# GOAL
Quote the listing below in its entirety.
+---+
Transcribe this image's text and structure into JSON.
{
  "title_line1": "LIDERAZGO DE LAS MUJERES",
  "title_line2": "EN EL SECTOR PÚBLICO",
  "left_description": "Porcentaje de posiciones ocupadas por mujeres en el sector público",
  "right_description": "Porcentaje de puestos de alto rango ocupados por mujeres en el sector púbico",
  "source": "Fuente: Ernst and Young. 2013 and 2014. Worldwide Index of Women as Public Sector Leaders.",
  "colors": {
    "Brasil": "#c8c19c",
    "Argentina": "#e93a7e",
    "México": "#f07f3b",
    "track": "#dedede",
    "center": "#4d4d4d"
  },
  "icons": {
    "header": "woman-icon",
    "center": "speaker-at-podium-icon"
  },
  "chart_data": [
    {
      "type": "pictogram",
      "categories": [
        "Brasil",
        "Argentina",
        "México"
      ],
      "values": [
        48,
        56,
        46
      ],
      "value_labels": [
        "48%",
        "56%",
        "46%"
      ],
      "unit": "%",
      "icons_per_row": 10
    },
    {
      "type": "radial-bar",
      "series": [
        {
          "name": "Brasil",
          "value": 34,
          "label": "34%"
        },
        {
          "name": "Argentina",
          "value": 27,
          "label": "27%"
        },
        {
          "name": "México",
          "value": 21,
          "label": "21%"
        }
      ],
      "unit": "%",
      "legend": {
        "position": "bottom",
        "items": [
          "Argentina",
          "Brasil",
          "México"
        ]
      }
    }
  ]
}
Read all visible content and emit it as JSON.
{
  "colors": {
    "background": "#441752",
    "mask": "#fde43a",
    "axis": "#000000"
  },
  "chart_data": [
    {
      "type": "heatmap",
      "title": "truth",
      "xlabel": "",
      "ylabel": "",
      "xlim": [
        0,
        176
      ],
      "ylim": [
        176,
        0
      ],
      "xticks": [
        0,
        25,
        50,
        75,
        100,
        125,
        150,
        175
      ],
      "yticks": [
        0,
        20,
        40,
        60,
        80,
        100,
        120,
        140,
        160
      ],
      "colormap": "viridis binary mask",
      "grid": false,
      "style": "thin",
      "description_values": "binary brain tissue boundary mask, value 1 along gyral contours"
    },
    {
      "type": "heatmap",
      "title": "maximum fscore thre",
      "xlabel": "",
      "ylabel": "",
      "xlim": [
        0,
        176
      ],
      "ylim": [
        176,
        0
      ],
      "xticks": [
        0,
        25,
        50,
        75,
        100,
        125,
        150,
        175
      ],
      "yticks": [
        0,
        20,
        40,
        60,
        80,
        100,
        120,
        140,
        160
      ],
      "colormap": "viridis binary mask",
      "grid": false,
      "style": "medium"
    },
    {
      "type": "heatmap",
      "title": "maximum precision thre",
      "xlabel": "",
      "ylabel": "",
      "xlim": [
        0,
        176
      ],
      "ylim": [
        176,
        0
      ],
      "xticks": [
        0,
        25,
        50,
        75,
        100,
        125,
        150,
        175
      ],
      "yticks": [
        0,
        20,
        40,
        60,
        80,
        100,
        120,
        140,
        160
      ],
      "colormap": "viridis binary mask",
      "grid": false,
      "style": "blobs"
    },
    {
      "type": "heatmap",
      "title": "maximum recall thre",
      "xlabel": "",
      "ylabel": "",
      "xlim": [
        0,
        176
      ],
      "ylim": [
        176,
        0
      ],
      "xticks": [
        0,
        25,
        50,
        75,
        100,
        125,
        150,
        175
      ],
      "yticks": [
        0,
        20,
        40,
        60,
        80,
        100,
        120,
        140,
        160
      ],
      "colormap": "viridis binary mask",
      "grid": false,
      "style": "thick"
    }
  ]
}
+---+
# WRITTEN ANSWER
Transcribe this image's text and structure into JSON.
{
  "title_line1": "LIDERAZGO DE LAS MUJERES",
  "title_line2": "EN EL SECTOR PÚBLICO",
  "left_description": "Porcentaje de posiciones ocupadas por mujeres en el sector público",
  "right_description": "Porcentaje de puestos de alto rango ocupados por mujeres en el sector púbico",
  "source": "Fuente: Ernst and Young. 2013 and 2014. Worldwide Index of Women as Public Sector Leaders.",
  "colors": {
    "Brasil": "#c8c19c",
    "Argentina": "#e93a7e",
    "México": "#f07f3b",
    "track": "#dedede",
    "center": "#4d4d4d"
  },
  "icons": {
    "header": "woman-icon",
    "center": "speaker-at-podium-icon"
  },
  "chart_data": [
    {
      "type": "pictogram",
      "categories": [
        "Brasil",
        "Argentina",
        "México"
      ],
      "values": [
        48,
        56,
        46
      ],
      "value_labels": [
        "48%",
        "56%",
        "46%"
      ],
      "unit": "%",
      "icons_per_row": 10
    },
    {
      "type": "radial-bar",
      "series": [
        {
          "name": "Brasil",
          "value": 34,
          "label": "34%"
        },
        {
          "name": "Argentina",
          "value": 27,
          "label": "27%"
        },
        {
          "name": "México",
          "value": 21,
          "label": "21%"
        }
      ],
      "unit": "%",
      "legend": {
        "position": "bottom",
        "items": [
          "Argentina",
          "Brasil",
          "México"
        ]
      }
    }
  ]
}
Read all visible content and emit it as JSON.
{
  "colors": {
    "background": "#441752",
    "mask": "#fde43a",
    "axis": "#000000"
  },
  "chart_data": [
    {
      "type": "heatmap",
      "title": "truth",
      "xlabel": "",
      "ylabel": "",
      "xlim": [
        0,
        176
      ],
      "ylim": [
        176,
        0
      ],
      "xticks": [
        0,
        25,
        50,
        75,
        100,
        125,
        150,
        175
      ],
      "yticks": [
        0,
        20,
        40,
        60,
        80,
        100,
        120,
        140,
        160
      ],
      "colormap": "viridis binary mask",
      "grid": false,
      "style": "thin",
      "description_values": "binary brain tissue boundary mask, value 1 along gyral contours"
    },
    {
      "type": "heatmap",
      "title": "maximum fscore thre",
      "xlabel": "",
      "ylabel": "",
      "xlim": [
        0,
        176
      ],
      "ylim": [
        176,
        0
      ],
      "xticks": [
        0,
        25,
        50,
        75,
        100,
        125,
        150,
        175
      ],
      "yticks": [
        0,
        20,
        40,
        60,
        80,
        100,
        120,
        140,
        160
      ],
      "colormap": "viridis binary mask",
      "grid": false,
      "style": "medium"
    },
    {
      "type": "heatmap",
      "title": "maximum precision thre",
      "xlabel": "",
      "ylabel": "",
      "xlim": [
        0,
        176
      ],
      "ylim": [
        176,
        0
      ],
      "xticks": [
        0,
        25,
        50,
        75,
        100,
        125,
        150,
        175
      ],
      "yticks": [
        0,
        20,
        40,
        60,
        80,
        100,
        120,
        140,
        160
      ],
      "colormap": "viridis binary mask",
      "grid": false,
      "style": "blobs"
    },
    {
      "type": "heatmap",
      "title": "maximum recall thre",
      "xlabel": "",
      "ylabel": "",
      "xlim": [
        0,
        176
      ],
      "ylim": [
        176,
        0
      ],
      "xticks": [
        0,
        25,
        50,
        75,
        100,
        125,
        150,
        175
      ],
      "yticks": [
        0,
        20,
        40,
        60,
        80,
        100,
        120,
        140,
        160
      ],
      "colormap": "viridis binary mask",
      "grid": false,
      "style": "thick"
    }
  ]
}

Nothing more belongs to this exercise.